Dataset entries on figures:
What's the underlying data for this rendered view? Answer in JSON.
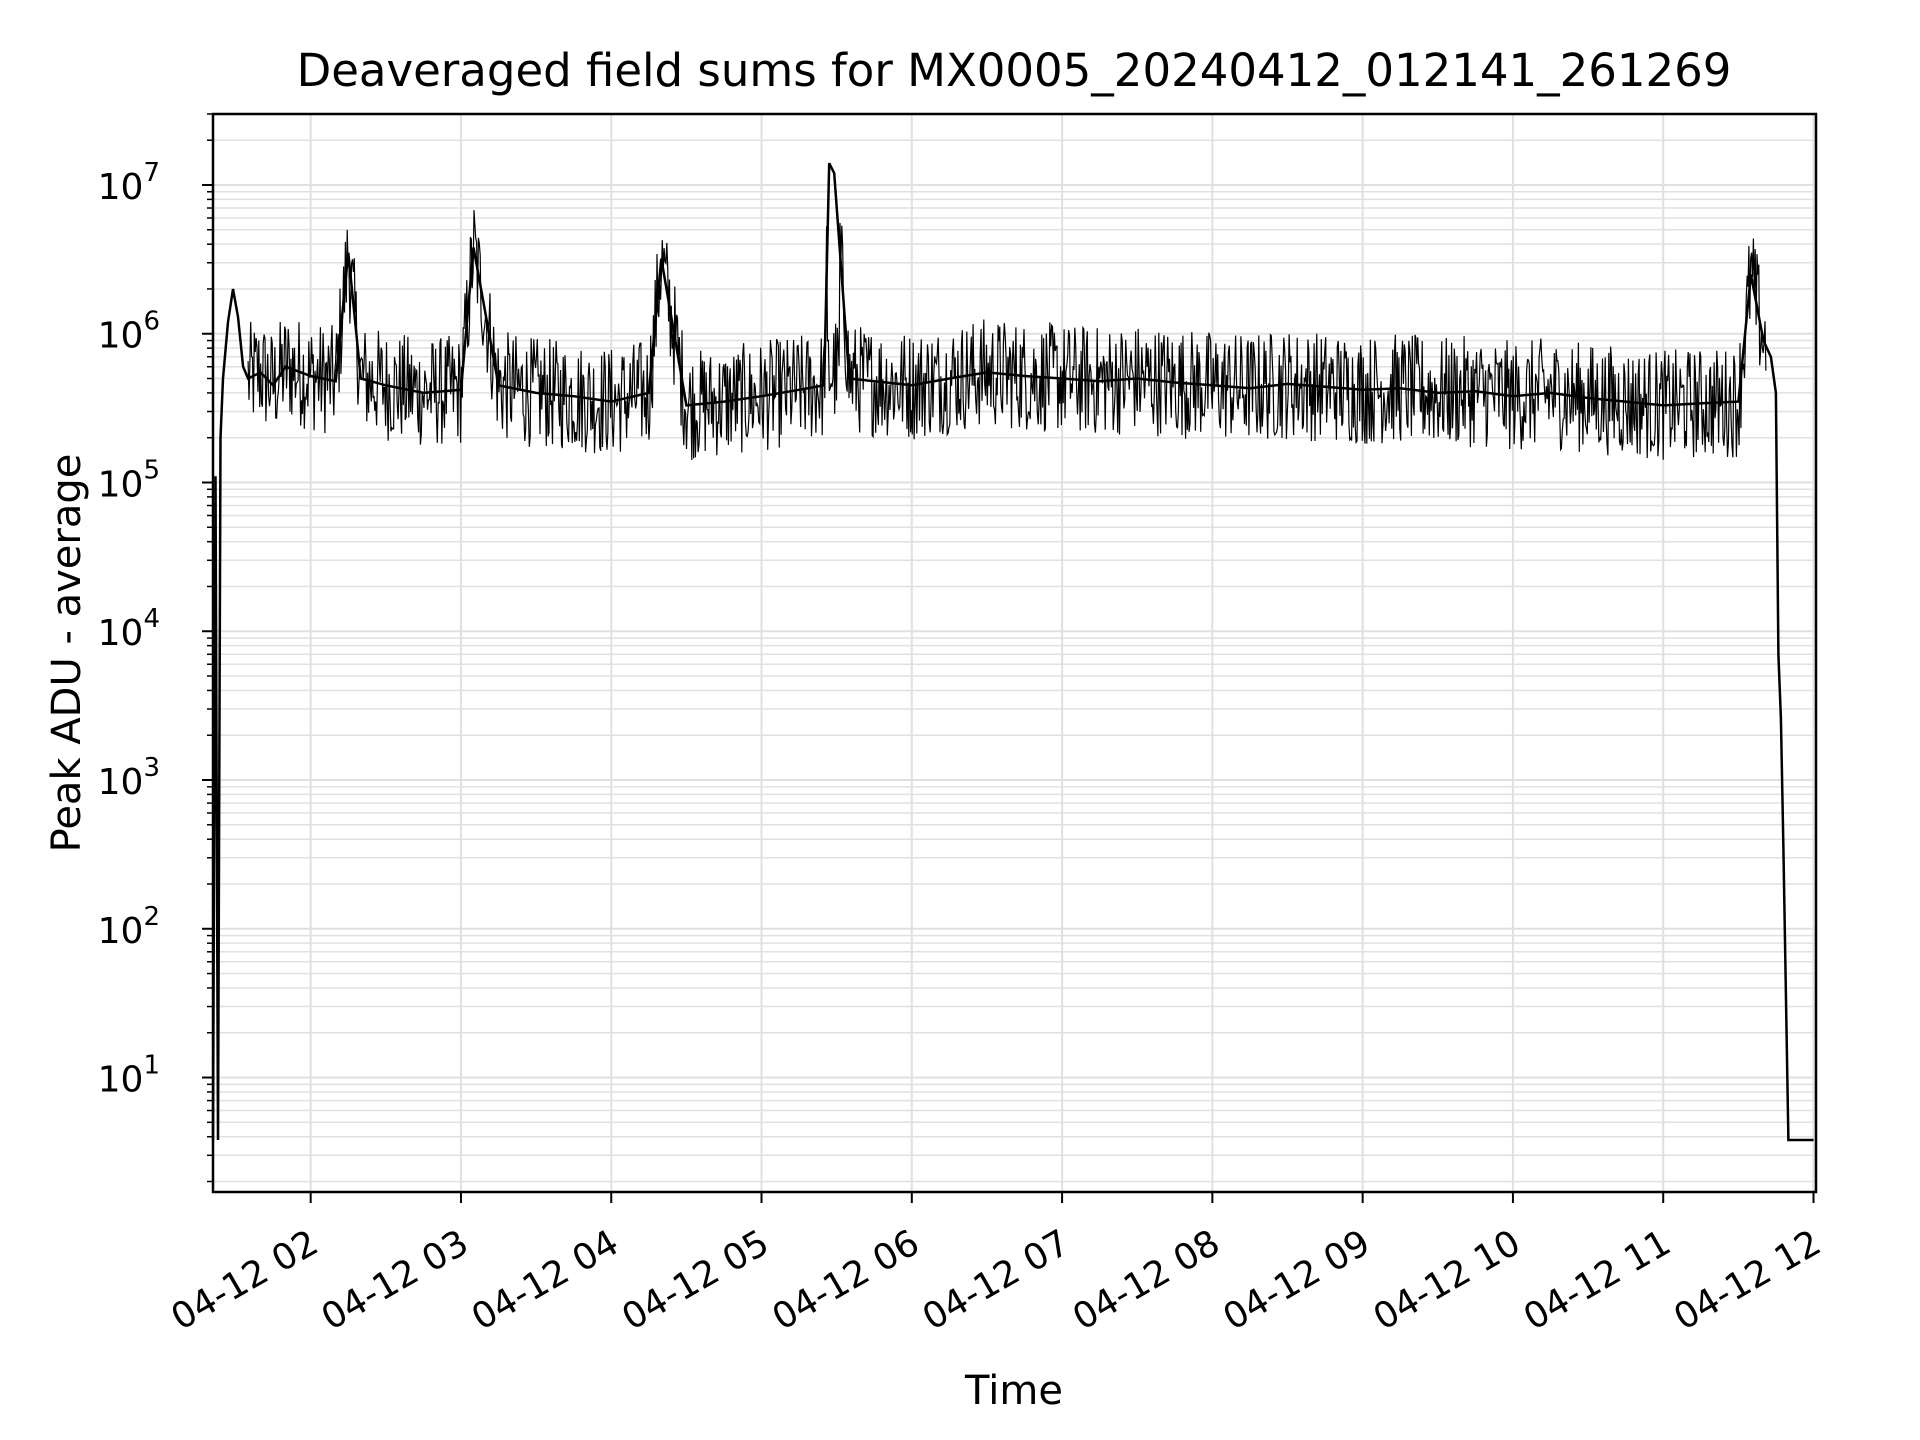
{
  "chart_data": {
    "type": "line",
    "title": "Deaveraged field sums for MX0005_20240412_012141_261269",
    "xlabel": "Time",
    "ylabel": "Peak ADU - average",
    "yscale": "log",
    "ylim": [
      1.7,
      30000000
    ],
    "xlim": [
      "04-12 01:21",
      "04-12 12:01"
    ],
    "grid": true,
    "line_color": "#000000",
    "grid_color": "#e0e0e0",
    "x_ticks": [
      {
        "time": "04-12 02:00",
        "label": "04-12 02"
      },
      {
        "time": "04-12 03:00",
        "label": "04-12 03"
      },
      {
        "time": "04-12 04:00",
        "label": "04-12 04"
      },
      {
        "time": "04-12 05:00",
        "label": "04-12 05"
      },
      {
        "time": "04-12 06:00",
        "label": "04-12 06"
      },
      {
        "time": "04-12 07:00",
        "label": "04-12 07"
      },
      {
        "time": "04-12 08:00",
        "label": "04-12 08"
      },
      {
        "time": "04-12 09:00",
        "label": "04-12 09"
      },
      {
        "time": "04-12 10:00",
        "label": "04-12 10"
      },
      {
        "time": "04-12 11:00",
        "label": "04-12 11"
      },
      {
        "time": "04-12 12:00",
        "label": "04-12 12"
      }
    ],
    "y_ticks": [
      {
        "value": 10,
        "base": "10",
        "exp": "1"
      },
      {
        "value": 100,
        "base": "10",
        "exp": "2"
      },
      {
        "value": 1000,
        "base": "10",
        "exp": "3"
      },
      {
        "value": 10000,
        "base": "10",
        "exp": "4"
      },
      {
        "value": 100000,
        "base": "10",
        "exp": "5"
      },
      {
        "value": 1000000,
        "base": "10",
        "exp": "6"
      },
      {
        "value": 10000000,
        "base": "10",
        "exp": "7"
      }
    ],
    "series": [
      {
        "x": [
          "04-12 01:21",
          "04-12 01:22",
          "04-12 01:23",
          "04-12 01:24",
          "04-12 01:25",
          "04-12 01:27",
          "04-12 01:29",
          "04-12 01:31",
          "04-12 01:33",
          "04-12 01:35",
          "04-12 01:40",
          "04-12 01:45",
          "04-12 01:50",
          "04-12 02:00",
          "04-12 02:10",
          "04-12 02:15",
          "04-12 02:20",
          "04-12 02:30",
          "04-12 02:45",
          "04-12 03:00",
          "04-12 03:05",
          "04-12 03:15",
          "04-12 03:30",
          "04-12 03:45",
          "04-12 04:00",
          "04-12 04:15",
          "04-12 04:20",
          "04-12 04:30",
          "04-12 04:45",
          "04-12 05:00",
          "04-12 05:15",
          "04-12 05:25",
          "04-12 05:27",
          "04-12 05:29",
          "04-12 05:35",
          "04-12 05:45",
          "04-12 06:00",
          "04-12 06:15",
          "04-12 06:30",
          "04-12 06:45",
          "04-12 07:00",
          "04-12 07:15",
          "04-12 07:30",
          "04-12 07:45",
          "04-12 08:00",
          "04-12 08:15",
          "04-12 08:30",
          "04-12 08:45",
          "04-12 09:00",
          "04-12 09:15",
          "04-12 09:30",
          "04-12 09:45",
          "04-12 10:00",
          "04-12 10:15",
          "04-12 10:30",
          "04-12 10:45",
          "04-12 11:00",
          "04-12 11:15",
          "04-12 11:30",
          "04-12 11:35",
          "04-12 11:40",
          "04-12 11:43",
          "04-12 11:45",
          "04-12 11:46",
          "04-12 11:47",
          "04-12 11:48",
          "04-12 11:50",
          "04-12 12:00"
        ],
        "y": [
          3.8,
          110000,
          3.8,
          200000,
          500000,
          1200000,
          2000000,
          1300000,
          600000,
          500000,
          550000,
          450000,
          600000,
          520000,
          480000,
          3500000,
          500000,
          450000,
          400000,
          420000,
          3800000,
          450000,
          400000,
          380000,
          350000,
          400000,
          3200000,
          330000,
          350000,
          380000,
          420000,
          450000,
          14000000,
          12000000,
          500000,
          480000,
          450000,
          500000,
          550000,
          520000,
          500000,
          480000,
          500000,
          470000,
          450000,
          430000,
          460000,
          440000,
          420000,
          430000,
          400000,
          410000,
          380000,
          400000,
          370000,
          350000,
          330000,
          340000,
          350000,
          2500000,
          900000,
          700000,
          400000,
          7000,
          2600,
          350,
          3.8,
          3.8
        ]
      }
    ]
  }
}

What you should do. From the material above, copy everything exactly but the pictures.

Solution for this task.
What's the underlying data for this rendered view? Answer in JSON.
{
  "chart_data": {
    "type": "line",
    "title": "Deaveraged field sums for MX0005_20240412_012141_261269",
    "xlabel": "Time",
    "ylabel": "Peak ADU - average",
    "yscale": "log",
    "ylim": [
      1.7,
      30000000
    ],
    "xlim": [
      "04-12 01:21",
      "04-12 12:01"
    ],
    "grid": true,
    "line_color": "#000000",
    "grid_color": "#e0e0e0",
    "x_ticks": [
      {
        "time": "04-12 02:00",
        "label": "04-12 02"
      },
      {
        "time": "04-12 03:00",
        "label": "04-12 03"
      },
      {
        "time": "04-12 04:00",
        "label": "04-12 04"
      },
      {
        "time": "04-12 05:00",
        "label": "04-12 05"
      },
      {
        "time": "04-12 06:00",
        "label": "04-12 06"
      },
      {
        "time": "04-12 07:00",
        "label": "04-12 07"
      },
      {
        "time": "04-12 08:00",
        "label": "04-12 08"
      },
      {
        "time": "04-12 09:00",
        "label": "04-12 09"
      },
      {
        "time": "04-12 10:00",
        "label": "04-12 10"
      },
      {
        "time": "04-12 11:00",
        "label": "04-12 11"
      },
      {
        "time": "04-12 12:00",
        "label": "04-12 12"
      }
    ],
    "y_ticks": [
      {
        "value": 10,
        "base": "10",
        "exp": "1"
      },
      {
        "value": 100,
        "base": "10",
        "exp": "2"
      },
      {
        "value": 1000,
        "base": "10",
        "exp": "3"
      },
      {
        "value": 10000,
        "base": "10",
        "exp": "4"
      },
      {
        "value": 100000,
        "base": "10",
        "exp": "5"
      },
      {
        "value": 1000000,
        "base": "10",
        "exp": "6"
      },
      {
        "value": 10000000,
        "base": "10",
        "exp": "7"
      }
    ],
    "series": [
      {
        "x": [
          "04-12 01:21",
          "04-12 01:22",
          "04-12 01:23",
          "04-12 01:24",
          "04-12 01:25",
          "04-12 01:27",
          "04-12 01:29",
          "04-12 01:31",
          "04-12 01:33",
          "04-12 01:35",
          "04-12 01:40",
          "04-12 01:45",
          "04-12 01:50",
          "04-12 02:00",
          "04-12 02:10",
          "04-12 02:15",
          "04-12 02:20",
          "04-12 02:30",
          "04-12 02:45",
          "04-12 03:00",
          "04-12 03:05",
          "04-12 03:15",
          "04-12 03:30",
          "04-12 03:45",
          "04-12 04:00",
          "04-12 04:15",
          "04-12 04:20",
          "04-12 04:30",
          "04-12 04:45",
          "04-12 05:00",
          "04-12 05:15",
          "04-12 05:25",
          "04-12 05:27",
          "04-12 05:29",
          "04-12 05:35",
          "04-12 05:45",
          "04-12 06:00",
          "04-12 06:15",
          "04-12 06:30",
          "04-12 06:45",
          "04-12 07:00",
          "04-12 07:15",
          "04-12 07:30",
          "04-12 07:45",
          "04-12 08:00",
          "04-12 08:15",
          "04-12 08:30",
          "04-12 08:45",
          "04-12 09:00",
          "04-12 09:15",
          "04-12 09:30",
          "04-12 09:45",
          "04-12 10:00",
          "04-12 10:15",
          "04-12 10:30",
          "04-12 10:45",
          "04-12 11:00",
          "04-12 11:15",
          "04-12 11:30",
          "04-12 11:35",
          "04-12 11:40",
          "04-12 11:43",
          "04-12 11:45",
          "04-12 11:46",
          "04-12 11:47",
          "04-12 11:48",
          "04-12 11:50",
          "04-12 12:00"
        ],
        "y": [
          3.8,
          110000,
          3.8,
          200000,
          500000,
          1200000,
          2000000,
          1300000,
          600000,
          500000,
          550000,
          450000,
          600000,
          520000,
          480000,
          3500000,
          500000,
          450000,
          400000,
          420000,
          3800000,
          450000,
          400000,
          380000,
          350000,
          400000,
          3200000,
          330000,
          350000,
          380000,
          420000,
          450000,
          14000000,
          12000000,
          500000,
          480000,
          450000,
          500000,
          550000,
          520000,
          500000,
          480000,
          500000,
          470000,
          450000,
          430000,
          460000,
          440000,
          420000,
          430000,
          400000,
          410000,
          380000,
          400000,
          370000,
          350000,
          330000,
          340000,
          350000,
          2500000,
          900000,
          700000,
          400000,
          7000,
          2600,
          350,
          3.8,
          3.8
        ]
      }
    ]
  }
}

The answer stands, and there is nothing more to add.